• [SHORT TASK]
Examine the material below and count the lines that hold the word "ДАНТЕ". Report only the number.

• [EXERCISE INPUTS]
= = = = = = =

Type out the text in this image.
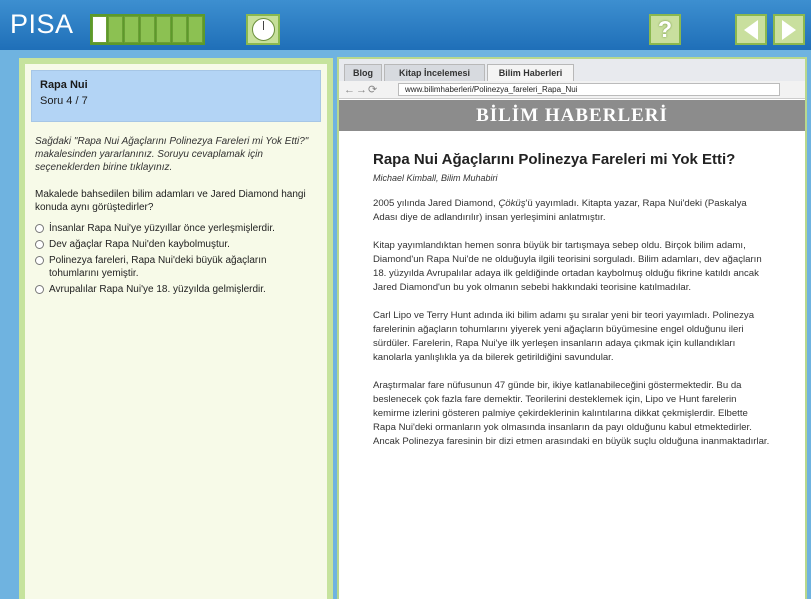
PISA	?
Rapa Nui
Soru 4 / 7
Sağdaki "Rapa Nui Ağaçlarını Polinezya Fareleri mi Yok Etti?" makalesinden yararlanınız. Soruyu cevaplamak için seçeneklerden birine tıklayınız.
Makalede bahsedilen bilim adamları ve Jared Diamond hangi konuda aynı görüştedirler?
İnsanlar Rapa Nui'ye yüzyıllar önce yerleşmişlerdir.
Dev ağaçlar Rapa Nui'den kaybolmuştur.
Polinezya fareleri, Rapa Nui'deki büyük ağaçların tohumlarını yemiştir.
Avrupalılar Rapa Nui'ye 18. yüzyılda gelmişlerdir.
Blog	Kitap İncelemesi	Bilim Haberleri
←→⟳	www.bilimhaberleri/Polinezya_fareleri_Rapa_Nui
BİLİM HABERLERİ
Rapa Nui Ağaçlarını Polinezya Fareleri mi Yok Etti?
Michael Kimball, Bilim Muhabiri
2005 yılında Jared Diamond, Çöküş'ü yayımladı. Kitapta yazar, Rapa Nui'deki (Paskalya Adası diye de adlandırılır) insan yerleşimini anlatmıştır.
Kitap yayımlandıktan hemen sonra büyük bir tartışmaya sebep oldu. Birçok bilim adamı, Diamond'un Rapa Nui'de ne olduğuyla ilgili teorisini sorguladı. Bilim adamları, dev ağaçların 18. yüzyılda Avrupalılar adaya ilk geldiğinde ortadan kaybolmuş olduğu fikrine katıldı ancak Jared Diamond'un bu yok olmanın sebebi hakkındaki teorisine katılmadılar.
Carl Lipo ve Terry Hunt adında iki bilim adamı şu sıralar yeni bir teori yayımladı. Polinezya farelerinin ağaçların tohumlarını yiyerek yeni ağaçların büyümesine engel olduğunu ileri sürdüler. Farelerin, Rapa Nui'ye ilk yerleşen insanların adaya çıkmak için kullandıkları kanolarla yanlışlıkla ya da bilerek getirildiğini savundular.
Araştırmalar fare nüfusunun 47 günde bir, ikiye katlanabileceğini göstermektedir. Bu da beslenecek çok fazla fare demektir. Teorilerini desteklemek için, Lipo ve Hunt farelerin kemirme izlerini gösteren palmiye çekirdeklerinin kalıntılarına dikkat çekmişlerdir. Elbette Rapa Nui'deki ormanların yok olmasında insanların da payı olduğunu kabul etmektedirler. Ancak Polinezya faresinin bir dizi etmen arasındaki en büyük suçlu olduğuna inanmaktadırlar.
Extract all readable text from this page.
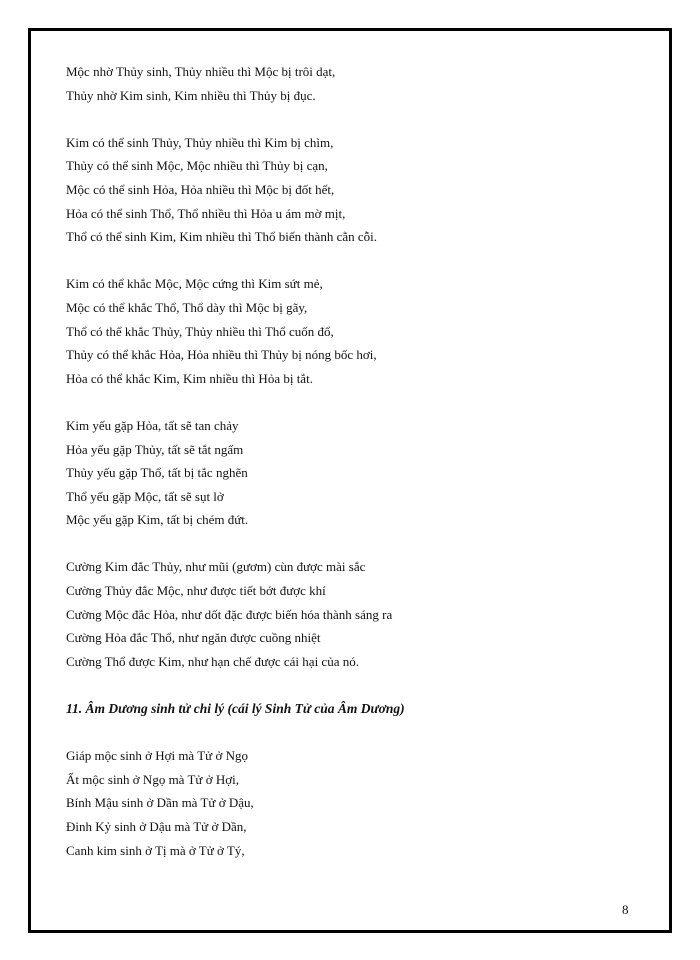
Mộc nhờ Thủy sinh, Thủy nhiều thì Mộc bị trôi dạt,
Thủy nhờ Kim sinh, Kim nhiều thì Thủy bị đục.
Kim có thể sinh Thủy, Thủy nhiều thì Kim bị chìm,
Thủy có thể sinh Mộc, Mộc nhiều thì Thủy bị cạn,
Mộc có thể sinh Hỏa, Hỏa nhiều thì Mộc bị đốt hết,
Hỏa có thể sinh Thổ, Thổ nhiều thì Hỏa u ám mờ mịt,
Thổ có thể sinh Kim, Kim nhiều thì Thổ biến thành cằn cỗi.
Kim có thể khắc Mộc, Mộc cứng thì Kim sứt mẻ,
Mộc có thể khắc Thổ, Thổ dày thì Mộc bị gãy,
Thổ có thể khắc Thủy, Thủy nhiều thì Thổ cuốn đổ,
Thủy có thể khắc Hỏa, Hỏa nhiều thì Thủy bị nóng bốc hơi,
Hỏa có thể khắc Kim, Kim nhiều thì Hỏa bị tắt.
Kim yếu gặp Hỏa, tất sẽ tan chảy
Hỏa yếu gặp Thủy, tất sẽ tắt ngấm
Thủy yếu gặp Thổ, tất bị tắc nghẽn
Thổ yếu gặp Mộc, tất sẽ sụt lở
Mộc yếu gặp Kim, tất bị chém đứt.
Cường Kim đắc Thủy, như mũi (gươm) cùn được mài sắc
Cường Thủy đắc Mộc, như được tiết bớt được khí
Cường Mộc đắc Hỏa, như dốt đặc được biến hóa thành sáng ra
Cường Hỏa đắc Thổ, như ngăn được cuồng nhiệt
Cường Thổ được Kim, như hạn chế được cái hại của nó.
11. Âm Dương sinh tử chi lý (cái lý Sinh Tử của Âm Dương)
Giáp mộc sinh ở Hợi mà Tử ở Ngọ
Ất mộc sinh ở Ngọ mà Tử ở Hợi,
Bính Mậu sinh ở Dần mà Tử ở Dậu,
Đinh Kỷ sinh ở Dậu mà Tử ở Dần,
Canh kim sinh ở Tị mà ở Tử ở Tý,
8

= = = = = = =

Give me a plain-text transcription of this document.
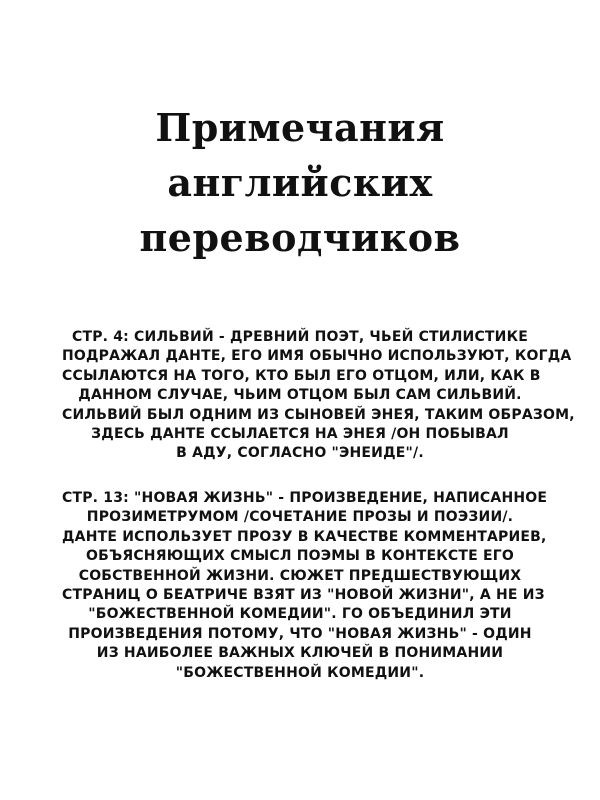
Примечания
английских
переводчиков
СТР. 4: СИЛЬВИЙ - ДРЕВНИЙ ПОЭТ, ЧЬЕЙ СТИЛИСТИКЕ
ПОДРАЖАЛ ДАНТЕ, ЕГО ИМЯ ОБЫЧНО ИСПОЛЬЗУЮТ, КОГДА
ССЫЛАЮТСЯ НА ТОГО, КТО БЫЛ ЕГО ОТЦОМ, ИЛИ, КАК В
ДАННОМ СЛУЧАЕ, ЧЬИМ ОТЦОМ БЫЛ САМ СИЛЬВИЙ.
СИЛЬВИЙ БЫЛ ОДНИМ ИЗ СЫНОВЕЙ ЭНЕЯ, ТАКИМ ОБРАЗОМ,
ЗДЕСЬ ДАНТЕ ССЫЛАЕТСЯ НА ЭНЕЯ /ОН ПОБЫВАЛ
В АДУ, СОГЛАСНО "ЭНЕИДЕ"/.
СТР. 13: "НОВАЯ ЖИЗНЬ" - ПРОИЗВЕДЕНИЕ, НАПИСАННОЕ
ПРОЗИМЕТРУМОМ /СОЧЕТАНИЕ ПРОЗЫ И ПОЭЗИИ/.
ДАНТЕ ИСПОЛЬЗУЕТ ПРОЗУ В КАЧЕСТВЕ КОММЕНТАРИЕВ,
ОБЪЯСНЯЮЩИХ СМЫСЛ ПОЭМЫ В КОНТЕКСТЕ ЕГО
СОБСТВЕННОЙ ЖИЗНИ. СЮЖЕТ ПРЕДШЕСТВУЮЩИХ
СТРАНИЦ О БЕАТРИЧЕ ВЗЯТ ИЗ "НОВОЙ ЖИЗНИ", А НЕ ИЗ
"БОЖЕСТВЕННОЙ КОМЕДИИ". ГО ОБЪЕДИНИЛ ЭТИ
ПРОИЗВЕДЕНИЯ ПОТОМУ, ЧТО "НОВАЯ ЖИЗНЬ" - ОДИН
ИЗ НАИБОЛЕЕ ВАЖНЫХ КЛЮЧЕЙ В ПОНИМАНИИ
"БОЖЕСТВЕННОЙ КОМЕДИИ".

= = = = = = =

• [OUTPUT OF THE EXERCISE]
3